((

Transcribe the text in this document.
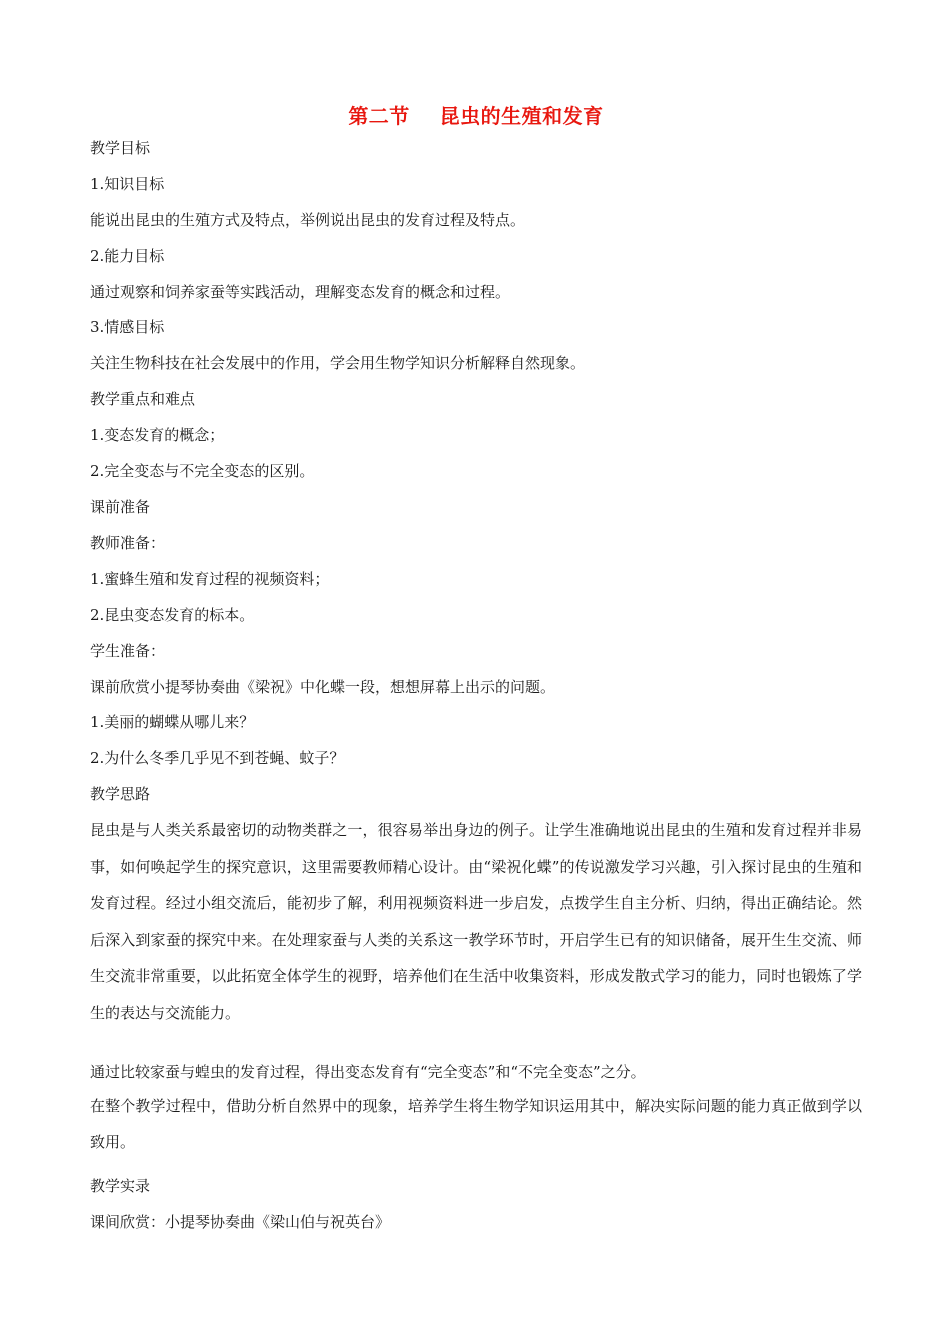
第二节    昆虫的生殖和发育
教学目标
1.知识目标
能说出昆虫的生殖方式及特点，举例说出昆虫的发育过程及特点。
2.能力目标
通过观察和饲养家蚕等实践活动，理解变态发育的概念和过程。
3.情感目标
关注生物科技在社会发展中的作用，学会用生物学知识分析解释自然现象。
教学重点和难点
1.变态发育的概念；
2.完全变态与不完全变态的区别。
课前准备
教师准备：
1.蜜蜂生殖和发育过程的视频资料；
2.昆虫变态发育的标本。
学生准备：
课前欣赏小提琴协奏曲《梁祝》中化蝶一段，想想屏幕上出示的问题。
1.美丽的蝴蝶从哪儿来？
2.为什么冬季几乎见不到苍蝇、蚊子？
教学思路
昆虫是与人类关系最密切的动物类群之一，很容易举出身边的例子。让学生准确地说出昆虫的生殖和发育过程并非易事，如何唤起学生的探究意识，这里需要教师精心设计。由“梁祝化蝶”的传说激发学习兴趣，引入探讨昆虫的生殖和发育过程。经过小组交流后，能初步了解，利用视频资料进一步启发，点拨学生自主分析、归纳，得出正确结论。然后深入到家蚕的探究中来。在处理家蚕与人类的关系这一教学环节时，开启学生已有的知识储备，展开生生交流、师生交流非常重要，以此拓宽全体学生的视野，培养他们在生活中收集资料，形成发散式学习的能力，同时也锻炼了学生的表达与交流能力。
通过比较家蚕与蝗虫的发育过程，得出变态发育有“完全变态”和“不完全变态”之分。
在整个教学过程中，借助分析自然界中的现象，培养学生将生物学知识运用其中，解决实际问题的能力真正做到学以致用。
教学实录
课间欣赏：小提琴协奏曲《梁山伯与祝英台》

))
((

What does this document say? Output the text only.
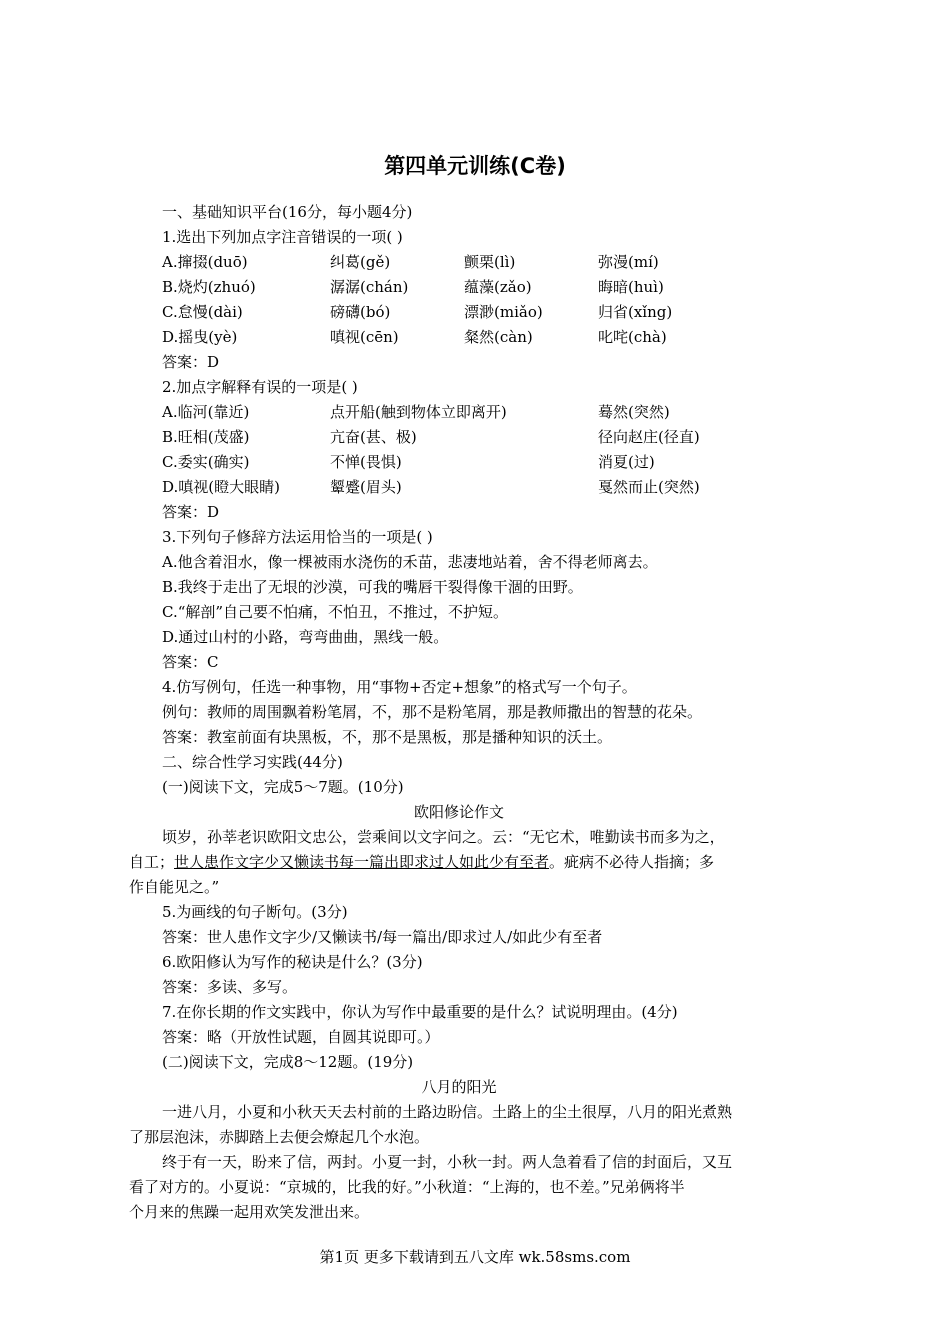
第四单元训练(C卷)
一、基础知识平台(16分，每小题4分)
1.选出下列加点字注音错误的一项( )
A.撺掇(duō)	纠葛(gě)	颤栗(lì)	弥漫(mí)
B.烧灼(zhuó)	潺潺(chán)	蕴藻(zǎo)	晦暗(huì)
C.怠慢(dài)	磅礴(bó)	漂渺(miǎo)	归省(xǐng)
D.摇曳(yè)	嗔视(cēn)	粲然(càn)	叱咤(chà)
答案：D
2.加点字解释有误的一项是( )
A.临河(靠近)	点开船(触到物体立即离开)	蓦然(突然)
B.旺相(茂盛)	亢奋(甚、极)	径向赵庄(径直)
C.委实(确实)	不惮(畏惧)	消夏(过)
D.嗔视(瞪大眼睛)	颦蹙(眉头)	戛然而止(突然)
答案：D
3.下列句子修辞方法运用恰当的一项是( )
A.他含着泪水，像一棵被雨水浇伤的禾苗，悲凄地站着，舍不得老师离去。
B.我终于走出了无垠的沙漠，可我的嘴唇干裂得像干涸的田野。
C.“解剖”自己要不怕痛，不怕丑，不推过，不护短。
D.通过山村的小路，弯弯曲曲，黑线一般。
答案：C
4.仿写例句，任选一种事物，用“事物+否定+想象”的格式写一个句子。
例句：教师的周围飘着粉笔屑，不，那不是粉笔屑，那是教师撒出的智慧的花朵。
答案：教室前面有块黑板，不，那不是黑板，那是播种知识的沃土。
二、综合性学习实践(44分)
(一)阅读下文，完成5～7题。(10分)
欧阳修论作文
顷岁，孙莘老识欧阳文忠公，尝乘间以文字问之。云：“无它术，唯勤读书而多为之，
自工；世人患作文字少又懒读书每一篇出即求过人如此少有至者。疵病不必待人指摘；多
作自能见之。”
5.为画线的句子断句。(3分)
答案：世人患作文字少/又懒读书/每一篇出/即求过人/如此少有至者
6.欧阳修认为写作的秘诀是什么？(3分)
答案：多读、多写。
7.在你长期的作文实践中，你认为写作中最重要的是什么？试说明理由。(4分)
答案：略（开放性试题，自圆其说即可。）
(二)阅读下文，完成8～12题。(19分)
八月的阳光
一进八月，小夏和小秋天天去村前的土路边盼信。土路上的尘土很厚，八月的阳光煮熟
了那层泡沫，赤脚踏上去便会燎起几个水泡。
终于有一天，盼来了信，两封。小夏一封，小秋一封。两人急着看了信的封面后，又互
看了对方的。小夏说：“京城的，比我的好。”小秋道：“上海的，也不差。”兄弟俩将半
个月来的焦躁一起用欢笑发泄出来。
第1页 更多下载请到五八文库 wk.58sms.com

))

» EXERCISE INSTRUCTIONS
Which lines include "this"? Copy each of them out.

» FINISHED ANSWER
Transcribe the text in this document.
What does this document say? Output the text only.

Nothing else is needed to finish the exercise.